Après avoir demandé quotidiennement et à de multiples reprises la désignation d’un lieu sûr à tous les centres de coordination de sauvetage (RCC) les plus à même de nous aider, il est inexplicable qu’aucune solution n’ait pu être trouvée à ce jour. L’Ocean Viking a d’abord contacté les RCC maritimes responsables des régions de recherche et de sauvetage dans lesquelles nous avons mené les opérations (Libye et Malte). Face à un silence assourdissant, nous avons ensuite contacté, conformément au droit maritime, le RCC le plus à même d’assigner un lieu sûr, à savoir l’Italie.  

Mais le nouveau gouvernement élu a imposé une interdiction implicite et discriminatoire d’entrer dans les eaux territoriales à tous les navires de recherche et de sauvetage opérés par des ONG et, surtout, n’a pas attribué de lieu sûr malgré nos nombreuses demandes officielles. Cela nous a contraint à élargir à nouveau nos demandes d’assistance pour trouver un lieu sûr aux RCC les plus à même de nous aider, en France, en Espagne et en Grèce. Mais une fois de plus, pendant près d’une semaine, aucune réponse n’a été donnée à l’Ocean Viking.   

« Ces derniers jours, les lois maritimes et humanitaires ont été violées de manière flagrante en Sicile, avec la mise en œuvre de processus de débarquement sélectifs et discriminatoires des personnes secourues par les navires des ONG Humanity 1 et Geo Barents. Ces deux navires se sont vu refuser le débarquement sûr et complet de tous les rescapés. Une telle mesure n’est pas conforme aux dispositions des conventions et résolutions internationales maritimes et humanitaires régissant les opérations de recherche et de sauvetage », déclare Nicola Stalla, coordinateur des opérations de recherche et de sauvetage à bord du navire Ocean Viking. 

Tous les rescapés secourus d’une situation de détresse en mer sont vulnérables. Leur sauvetage n’est pas terminé tant qu’ils n’ont pas été débarqués dans un lieu sûr, ce que nie l’arrêté interministériel délivré à ces deux navires. Donner l’ordre aux navires de sauvetage de quitter les eaux territoriales italiennes alors que des rescapés sont toujours à bord, comme cela a été demandé au Humanity 1, met en péril la sécurité de ceux qui restent bloqués à bord. Trois rescapés empêchés de débarquer du Geo Barents ont sauté par-dessus bord en désespoir de cause, lundi 7 novembre.  

Face au silence de l’Italie et au caractère exceptionnel de la situation, l’Ocean Viking navire a maintenant élargi sa demande de lieu sûr à la France. L’Ocean Viking devrait arriver dans les eaux internationales près de la Corse le 10 novembre. Cette solution extrême est le résultat d’un échec critique et dramatique de tous les États membres de l’Union européenne et des États associés à faciliter la désignation d’un lieu sûr. Nous demandons instamment qu’une solution immédiate soit trouvée par le MRCC français pour les rescapés à bord de notre navire, l’Ocean Viking.

───

▶ CONSIGNES
Modifiez le passage cité entre « Après avoir demandé » et « à savoir l’Italie. », bornes comprises, en remplaçant « silence assourdissant » par « silence persistant ».

▶ CONTENU DES DONNÉES
───

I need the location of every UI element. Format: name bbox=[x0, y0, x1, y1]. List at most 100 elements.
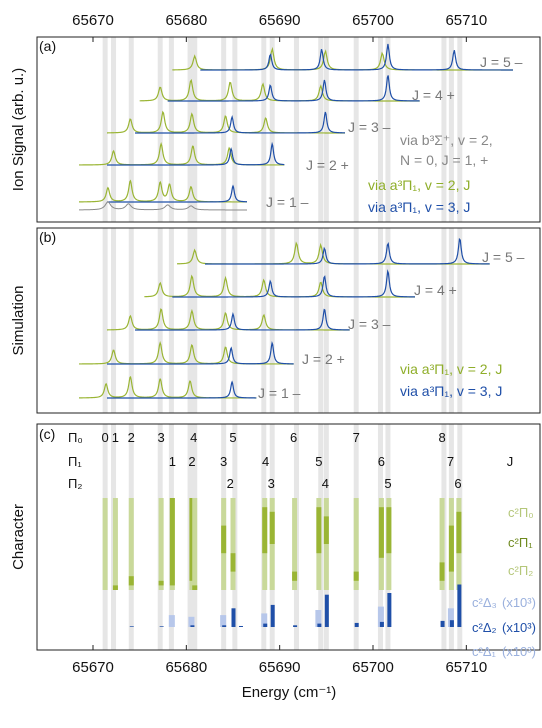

───

▶ CORRIGÉ
Après avoir demandé quotidiennement et à de multiples reprises la désignation d’un lieu sûr à tous les centres de coordination de sauvetage (RCC) les plus à même de nous aider, il est inexplicable qu’aucune solution n’ait pu être trouvée à ce jour. L’Ocean Viking a d’abord contacté les RCC maritimes responsables des régions de recherche et de sauvetage dans lesquelles nous avons mené les opérations (Libye et Malte). Face à un silence persistant, nous avons ensuite contacté, conformément au droit maritime, le RCC le plus à même d’assigner un lieu sûr, à savoir l’Italie.